| Record list |
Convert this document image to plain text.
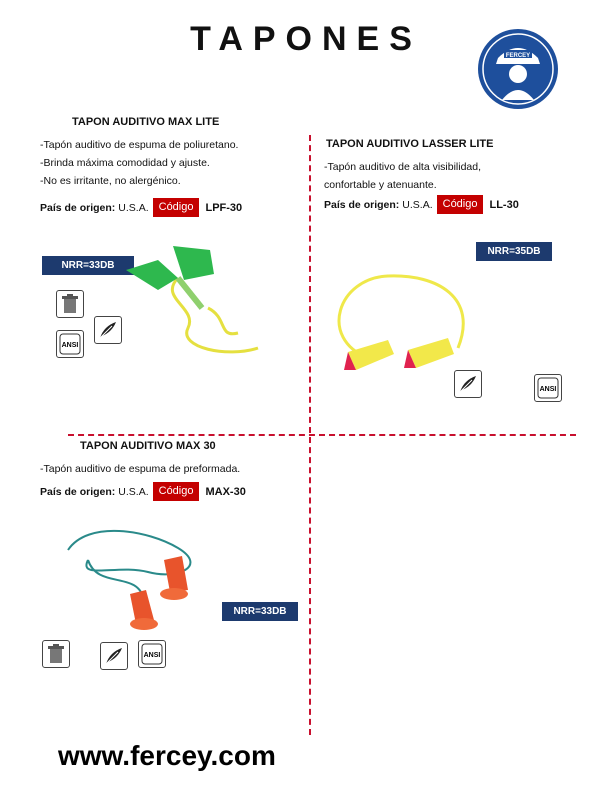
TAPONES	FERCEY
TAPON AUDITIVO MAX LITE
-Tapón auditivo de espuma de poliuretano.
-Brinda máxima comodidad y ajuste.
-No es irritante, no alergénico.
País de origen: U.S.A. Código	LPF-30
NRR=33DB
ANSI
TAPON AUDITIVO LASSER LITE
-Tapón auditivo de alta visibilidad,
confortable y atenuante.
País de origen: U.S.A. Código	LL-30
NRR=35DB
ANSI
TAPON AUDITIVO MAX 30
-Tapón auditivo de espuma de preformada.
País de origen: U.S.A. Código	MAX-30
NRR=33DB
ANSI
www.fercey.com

| Work required |
Go through the material above and print all of it exactly, except the pictures.

| Problem solution |
Convert this document image to plain text.
TAPONES	FERCEY
TAPON AUDITIVO MAX LITE
-Tapón auditivo de espuma de poliuretano.
-Brinda máxima comodidad y ajuste.
-No es irritante, no alergénico.
País de origen: U.S.A. Código	LPF-30
NRR=33DB
ANSI
TAPON AUDITIVO LASSER LITE
-Tapón auditivo de alta visibilidad,
confortable y atenuante.
País de origen: U.S.A. Código	LL-30
NRR=35DB
ANSI
TAPON AUDITIVO MAX 30
-Tapón auditivo de espuma de preformada.
País de origen: U.S.A. Código	MAX-30
NRR=33DB
ANSI
www.fercey.com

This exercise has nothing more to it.